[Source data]
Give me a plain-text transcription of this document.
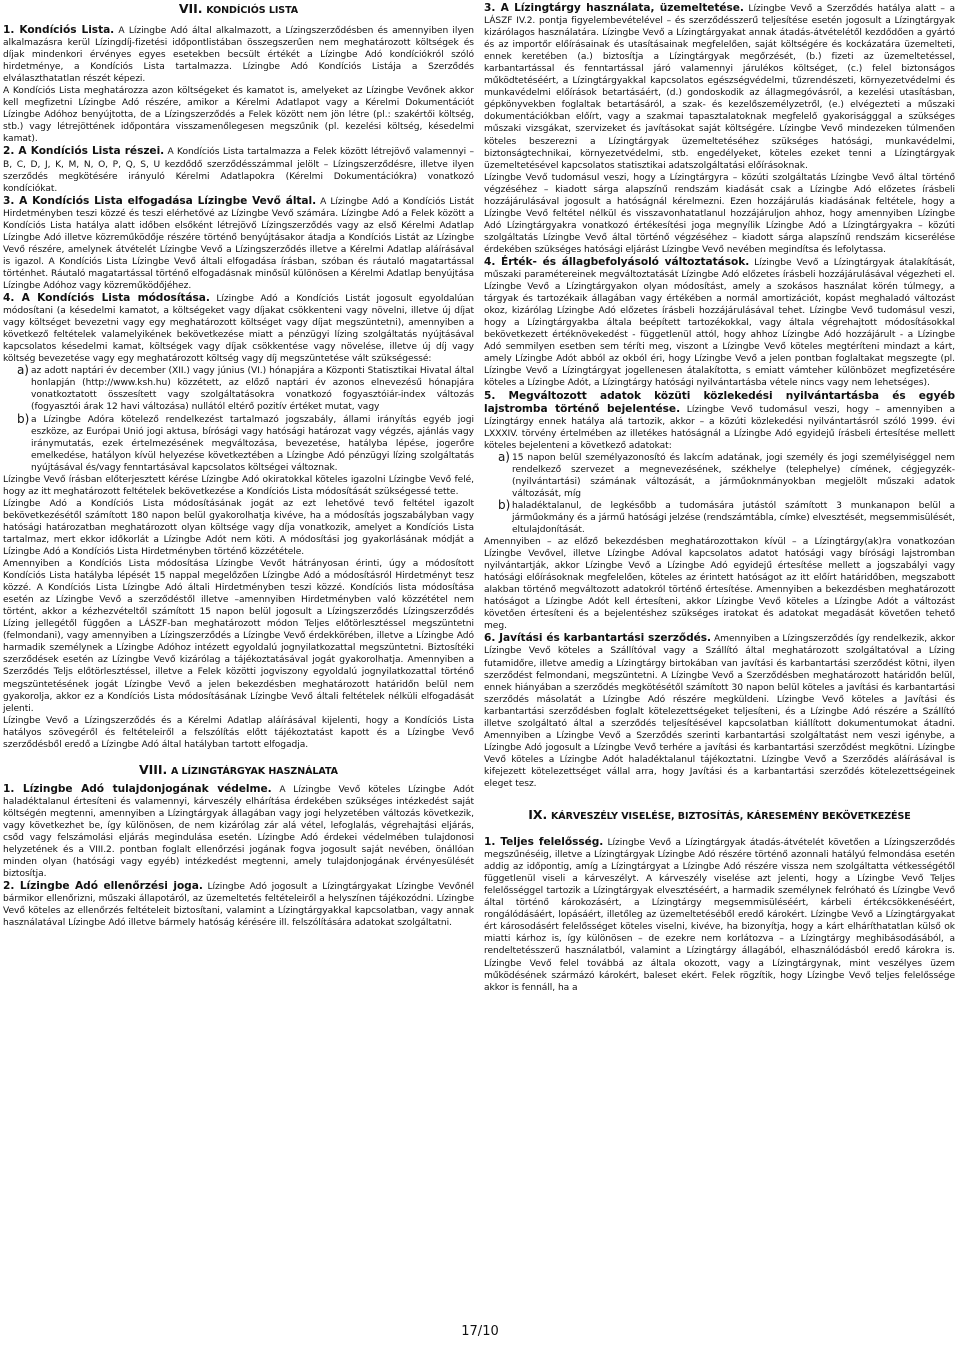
VII. KONDÍCIÓS LISTA

1. Kondíciós Lista. A Lízingbe Adó által alkalmazott, a Lízingszerződésben és amennyiben ilyen alkalmazásra kerül Lízingdíj-fizetési időpontlistában összegszerűen nem meghatározott költségek és díjak mindenkori érvényes egyes esetekben becsült értékét a Lízingbe Adó kondíciókról szóló hirdetménye, a Kondíciós Lista tartalmazza. Lízingbe Adó Kondíciós Listája a Szerződés elválaszthatatlan részét képezi.

A Kondíciós Lista meghatározza azon költségeket és kamatot is, amelyeket az Lízingbe Vevőnek akkor kell megfizetni Lízingbe Adó részére, amikor a Kérelmi Adatlapot vagy a Kérelmi Dokumentációt Lízingbe Adóhoz benyújtotta, de a Lízingszerződés a Felek között nem jön létre (pl.: szakértői költség, stb.) vagy létrejöttének időpontára visszamenőlegesen megszűnik (pl. kezelési költség, késedelmi kamat).

2. A Kondíciós Lista részei. A Kondíciós Lista tartalmazza a Felek között létrejövő valamennyi – B, C, D, J, K, M, N, O, P, Q, S, U kezdődő szerződésszámmal jelölt – Lízingszerződésre, illetve ilyen szerződés megkötésére irányuló Kérelmi Adatlapokra (Kérelmi Dokumentációkra) vonatkozó kondíciókat.

3. A Kondíciós Lista elfogadása Lízingbe Vevő által. A Lízingbe Adó a Kondíciós Listát Hirdetményben teszi közzé és teszi elérhetővé az Lízingbe Vevő számára. Lízingbe Adó a Felek között a Kondíciós Lista hatálya alatt időben elsőként létrejövő Lízingszerződés vagy az első Kérelmi Adatlap Lízingbe Adó illetve közreműködője részére történő benyújtásakor átadja a Kondíciós Listát az Lízingbe Vevő részére, amelynek átvételét Lízingbe Vevő a Lízingszerződés illetve a Kérelmi Adatlap aláírásával is igazol. A Kondíciós Lista Lízingbe Vevő általi elfogadása írásban, szóban és ráutaló magatartással történhet. Ráutaló magatartással történő elfogadásnak minősül különösen a Kérelmi Adatlap benyújtása Lízingbe Adóhoz vagy közreműködőjéhez.

4. A Kondíciós Lista módosítása. Lízingbe Adó a Kondíciós Listát jogosult egyoldalúan módosítani (a késedelmi kamatot, a költségeket vagy díjakat csökkenteni vagy növelni, illetve új díjat vagy költséget bevezetni vagy egy meghatározott költséget vagy díjat megszüntetni), amennyiben a következő feltételek valamelyikének bekövetkezése miatt a pénzügyi lízing szolgáltatás nyújtásával kapcsolatos késedelmi kamat, költségek vagy díjak csökkentése vagy növelése, illetve új díj vagy költség bevezetése vagy egy meghatározott költség vagy díj megszüntetése vált szükségessé:

a) az adott naptári év december (XII.) vagy június (VI.) hónapjára a Központi Statisztikai Hivatal által honlapján (http://www.ksh.hu) közzétett, az előző naptári év azonos elnevezésű hónapjára vonatkoztatott összesített vagy szolgáltatásokra vonatkozó fogyasztóiár-index változás (fogyasztói árak 12 havi változása) nullától eltérő pozitív értéket mutat, vagy
b) a Lízingbe Adóra kötelező rendelkezést tartalmazó jogszabály, állami irányítás egyéb jogi eszköze, az Európai Unió jogi aktusa, bírósági vagy hatósági határozat vagy végzés, ajánlás vagy iránymutatás, ezek értelmezésének megváltozása, bevezetése, hatályba lépése, jogerőre emelkedése, hatályon kívül helyezése következtében a Lízingbe Adó pénzügyi lízing szolgáltatás nyújtásával és/vagy fenntartásával kapcsolatos költségei változnak.

Lízingbe Vevő írásban előterjesztett kérése Lízingbe Adó okiratokkal köteles igazolni Lízingbe Vevő felé, hogy az itt meghatározott feltételek bekövetkezése a Kondíciós Lista módosítását szükségessé tette.

Lízingbe Adó a Kondíciós Lista módosításának jogát az ezt lehetővé tevő feltétel igazolt bekövetkezésétől számított 180 napon belül gyakorolhatja kivéve, ha a módosítás jogszabályban vagy hatósági határozatban meghatározott olyan költsége vagy díja vonatkozik, amelyet a Kondíciós Lista tartalmaz, mert ekkor időkorlát a Lízingbe Adót nem köti. A módosítási jog gyakorlásának módját a Lízingbe Adó a Kondíciós Lista Hirdetményben történő közzététele.

Amennyiben a Kondíciós Lista módosítása Lízingbe Vevőt hátrányosan érinti, úgy a módosított Kondíciós Lista hatályba lépését 15 nappal megelőzően Lízingbe Adó a módosításról Hirdetményt tesz közzé. A Kondíciós Lista Lízingbe Adó általi Hirdetményben teszi közzé. Kondíciós lista módosítása esetén az Lízingbe Vevő a szerződéstől illetve –amennyiben Hirdetményben való közzététel nem történt, akkor a kézhezvételtől számított 15 napon belül jogosult a Lízingszerződés Lízingszerződés Lízing jellegétől függően a LÁSZF-ban meghatározott módon Teljes előtörlesztéssel megszüntetni (felmondani), vagy amennyiben a Lízingszerződés a Lízingbe Vevő érdekkörében, illetve a Lízingbe Adó harmadik személynek a Lízingbe Adóhoz intézett egyoldalú jognyilatkozattal megszüntetni. Biztosítéki szerződések esetén az Lízingbe Vevő kizárólag a tájékoztatásával jogát gyakorolhatja. Amennyiben a Szerződés Teljs előtörlesztéssel, illetve a Felek közötti jogviszony egyoldalú jognyilatkozattal történő megszüntetésének jogát Lízingbe Vevő a jelen bekezdésben meghatározott határidőn belül nem gyakorolja, akkor ez a Kondíciós Lista módosításának Lízingbe Vevő általi feltételek nélküli elfogadását jelenti.

Lízingbe Vevő a Lízingszerződés és a Kérelmi Adatlap aláírásával kijelenti, hogy a Kondíciós Lista hatályos szövegéről és feltételeiről a felszólítás előtt tájékoztatást kapott és a Lízingbe Vevő szerződésből eredő a Lízingbe Adó által hatályban tartott elfogadja.

VIII. A LÍZINGTÁRGYAK HASZNÁLATA

1. Lízingbe Adó tulajdonjogának védelme. A Lízingbe Vevő köteles Lízingbe Adót haladéktalanul értesíteni és valamennyi, kárveszély elhárítása érdekében szükséges intézkedést saját költségén megtenni, amennyiben a Lízingtárgyak állagában vagy jogi helyzetében változás következik, vagy következhet be, így különösen, de nem kizárólag zár alá vétel, lefoglalás, végrehajtási eljárás, csőd vagy felszámolási eljárás megindulása esetén. Lízingbe Adó érdekei védelmében tulajdonosi helyzetének és a VIII.2. pontban foglalt ellenőrzési jogának fogva jogosult saját nevében, önállóan minden olyan (hatósági vagy egyéb) intézkedést megtenni, amely tulajdonjogának érvényesülését biztosítja.

2. Lízingbe Adó ellenőrzési joga. Lízingbe Adó jogosult a Lízingtárgyakat Lízingbe Vevőnél bármikor ellenőrizni, műszaki állapotáról, az üzemeltetés feltételeiről a helyszínen tájékozódni. Lízingbe Vevő köteles az ellenőrzés feltételeit biztosítani, valamint a Lízingtárgyakkal kapcsolatban, vagy annak használatával Lízingbe Adó illetve bármely hatóság kérésére ill. felszólítására adatokat szolgáltatni.

3. A Lízingtárgy használata, üzemeltetése. Lízingbe Vevő a Szerződés hatálya alatt – a LÁSZF IV.2. pontja figyelembevételével – és szerződésszerű teljesítése esetén jogosult a Lízingtárgyak kizárólagos használatára. Lízingbe Vevő a Lízingtárgyakat annak átadás-átvételétől kezdődően a gyártó és az importőr előírásainak és utasításainak megfelelően, saját költségére és kockázatára üzemelteti, ennek keretében (a.) biztosítja a Lízingtárgyak megőrzését, (b.) fizeti az üzemeltetéssel, karbantartással és fenntartással járó valamennyi járulékos költséget, (c.) felel biztonságos működtetéséért, a Lízingtárgyakkal kapcsolatos egészségvédelmi, tűzrendészeti, környezetvédelmi és munkavédelmi előírások betartásáért, (d.) gondoskodik az állagmegóvásról, a kezelési utasításban, gépkönyvekben foglaltak betartásáról, a szak- és kezelőszemélyzetről, (e.) elvégezteti a műszaki dokumentációkban előírt, vagy a szakmai tapasztalatoknak megfelelő gyakoriságggal a szükséges műszaki vizsgákat, szervizeket és javításokat saját költségére. Lízingbe Vevő mindezeken túlmenően köteles beszerezni a Lízingtárgyak üzemeltetéséhez szükséges hatósági, munkavédelmi, biztonságtechnikai, környezetvédelmi, stb. engedélyeket, köteles ezeket tenni a Lízingtárgyak üzemeltetésével kapcsolatos statisztikai adatszolgáltatási előírásoknak.

Lízingbe Vevő tudomásul veszi, hogy a Lízingtárgyra – közúti szolgáltatás Lízingbe Vevő által történő végzéséhez – kiadott sárga alapszínű rendszám kiadását csak a Lízingbe Adó előzetes írásbeli hozzájárulásával jogosult a hatóságnál kérelmezni. Ezen hozzájárulás kiadásának feltétele, hogy a Lízingbe Vevő feltétel nélkül és visszavonhatatlanul hozzájáruljon ahhoz, hogy amennyiben Lízingbe Adó Lízingtárgyakra vonatkozó értékesítési joga megnyílik Lízingbe Adó a Lízingtárgyakra – közúti szolgáltatás Lízingbe Vevő által történő végzéséhez – kiadott sárga alapszínű rendszám kicserélése érdekében szükséges hatósági eljárást Lízingbe Vevő nevében megindítsa és lefolytassa.

4. Érték- és állagbefolyásoló változtatások. Lízingbe Vevő a Lízingtárgyak átalakítását, műszaki paramétereinek megváltoztatását Lízingbe Adó előzetes írásbeli hozzájárulásával végezheti el. Lízingbe Vevő a Lízingtárgyakon olyan módosítást, amely a szokásos használat körén túlmegy, a tárgyak és tartozékaik állagában vagy értékében a normál amortizációt, kopást meghaladó változást okoz, kizárólag Lízingbe Adó előzetes írásbeli hozzájárulásával tehet. Lízingbe Vevő tudomásul veszi, hogy a Lízingtárgyakba általa beépített tartozékokkal, vagy általa végrehajtott módosításokkal bekövetkezett értéknövekedést - függetlenül attól, hogy ahhoz Lízingbe Adó hozzájárult - a Lízingbe Adó semmilyen esetben sem téríti meg, viszont a Lízingbe Vevő köteles megtéríteni mindazt a kárt, amely Lízingbe Adót abból az okból éri, hogy Lízingbe Vevő a jelen pontban foglaltakat megszegte (pl. Lízingbe Vevő a Lízingtárgyat jogellenesen átalakította, s emiatt vámteher különbözet megfizetésére köteles a Lízingbe Adót, a Lízingtárgy hatósági nyilvántartásba vétele nincs vagy nem lehetséges).

5. Megváltozott adatok közüti közlekedési nyilvántartásba és egyéb lajstromba történő bejelentése. Lízingbe Vevő tudomásul veszi, hogy – amennyiben a Lízingtárgy ennek hatálya alá tartozik, akkor – a közúti közlekedési nyilvántartásról szóló 1999. évi LXXXIV. törvény értelmében az illetékes hatóságnál a Lízingbe Adó egyidejű írásbeli értesítése mellett köteles bejelenteni a következő adatokat:

a) 15 napon belül személyazonosító és lakcím adatának, jogi személy és jogi személyiséggel nem rendelkező szervezet a megnevezésének, székhelye (telephelye) címének, cégjegyzék- (nyilvántartási) számának változását, a járműoknmányokban megjelölt műszaki adatok változását, míg
b) haladéktalanul, de legkésőbb a tudomására jutástól számított 3 munkanapon belül a járműokmány és a jármű hatósági jelzése (rendszámtábla, címke) elvesztését, megsemmisülését, eltulajdonítását.

Amennyiben – az előző bekezdésben meghatározottakon kívül – a Lízingtárgy(ak)ra vonatkozóan Lízingbe Vevővel, illetve Lízingbe Adóval kapcsolatos adatot hatósági vagy bírósági lajstromban nyilvántartják, akkor Lízingbe Vevő a Lízingbe Adó egyidejű értesítése mellett a jogszabályi vagy hatósági előírásoknak megfelelően, köteles az érintett hatóságot az itt előírt határidőben, megszabott alakban történő megváltozott adatokról történő értesítése. Amennyiben a bekezdésben meghatározott hatóságot a Lízingbe Adót kell értesíteni, akkor Lízingbe Vevő köteles a Lízingbe Adót a változást követően értesíteni és a bejelentéshez szükséges iratokat és adatokat megadását követően tehető meg.

6. Javítási és karbantartási szerződés. Amennyiben a Lízingszerződés így rendelkezik, akkor Lízingbe Vevő köteles a Szállítóval vagy a Szállító által meghatározott szolgáltatóval a Lízing futamidőre, illetve amedig a Lízingtárgy birtokában van javítási és karbantartási szerződést kötni, ilyen szerződést felmondani, megszüntetni. A Lízingbe Vevő a Szerződésben meghatározott határidőn belül, ennek hiányában a szerződés megkötésétől számított 30 napon belül köteles a javítási és karbantartási szerződés másolatát a Lízingbe Adó részére megküldeni. Lízingbe Vevő köteles a Javítási és karbantartási szerződésben foglalt kötelezettségeket teljesíteni, és a Lízingbe Adó részére a Szállító illetve szolgáltató által a szerződés teljesítésével kapcsolatban kiállított dokumentumokat átadni. Amennyiben a Lízingbe Vevő a Szerződés szerinti karbantartási szolgáltatást nem veszi igénybe, a Lízingbe Adó jogosult a Lízingbe Vevő terhére a javítási és karbantartási szerződést megkötni. Lízingbe Vevő köteles a Lízingbe Adót haladéktalanul tájékoztatni. Lízingbe Vevő a Szerződés aláírásával is kifejezett kötelezettséget vállal arra, hogy Javítási és a karbantartási szerződés kötelezettségeinek eleget tesz.

IX. KÁRVESZÉLY VISELÉSE, BIZTOSÍTÁS, KÁRESEMÉNY BEKÖVETKEZÉSE

1. Teljes felelősség. Lízingbe Vevő a Lízingtárgyak átadás-átvételét követően a Lízingszerződés megszűnéséig, illetve a Lízingtárgyak Lízingbe Adó részére történő azonnali hatályú felmondása esetén addig az időpontig, amíg a Lízingtárgyat a Lízingbe Adó részére vissza nem szolgáltatta vétkességétől függetlenül viseli a kárveszélyt. A kárveszély viselése azt jelenti, hogy a Lízingbe Vevő Teljes felelősséggel tartozik a Lízingtárgyak elvesztéséért, a harmadik személynek felróható és Lízingbe Vevő által történő károkozásért, a Lízingtárgy megsemmisüléséért, kárbeli értékcsökkenéséért, rongálódásáért, lopásáért, illetőleg az üzemeltetéséből eredő károkért. Lízingbe Vevő a Lízingtárgyakat ért károsodásért felelősséget köteles viselni, kivéve, ha bizonyítja, hogy a kárt elháríthatatlan külső ok miatti kárhoz is, így különösen – de ezekre nem korlátozva – a Lízingtárgy meghibásodásából, a rendeltetésszerű használatból, valamint a Lízingtárgy állagából, elhasználódásból eredő károkra is. Lízingbe Vevő felel továbbá az általa okozott, vagy a Lízingtárgynak, mint veszélyes üzem működésének szármázó károkért, baleset ekért. Felek rögzítik, hogy Lízingbe Vevő teljes felelőssége akkor is fennáll, ha a

17/10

▶ **Your objective**:
From the entries above, return each line with the word "létrejövő" in it.

▶ **Completed exercise**:
2. A Kondíciós Lista részei. A Kondíciós Lista tartalmazza a Felek között létrejövő valamennyi – B, C, D, J, K, M, N, O, P, Q, S, U kezdődő szerződésszámmal jelölt – Lízingszerződésre, illetve ilyen szerződés megkötésére irányuló Kérelmi Adatlapokra (Kérelmi Dokumentációkra) vonatkozó kondíciókat.
3. A Kondíciós Lista elfogadása Lízingbe Vevő által. A Lízingbe Adó a Kondíciós Listát Hirdetményben teszi közzé és teszi elérhetővé az Lízingbe Vevő számára. Lízingbe Adó a Felek között a Kondíciós Lista hatálya alatt időben elsőként létrejövő Lízingszerződés vagy az első Kérelmi Adatlap Lízingbe Adó illetve közreműködője részére történő benyújtásakor átadja a Kondíciós Listát az Lízingbe Vevő részére, amelynek átvételét Lízingbe Vevő a Lízingszerződés illetve a Kérelmi Adatlap aláírásával is igazol. A Kondíciós Lista Lízingbe Vevő általi elfogadása írásban, szóban és ráutaló magatartással történhet. Ráutaló magatartással történő elfogadásnak minősül különösen a Kérelmi Adatlap benyújtása Lízingbe Adóhoz vagy közreműködőjéhez.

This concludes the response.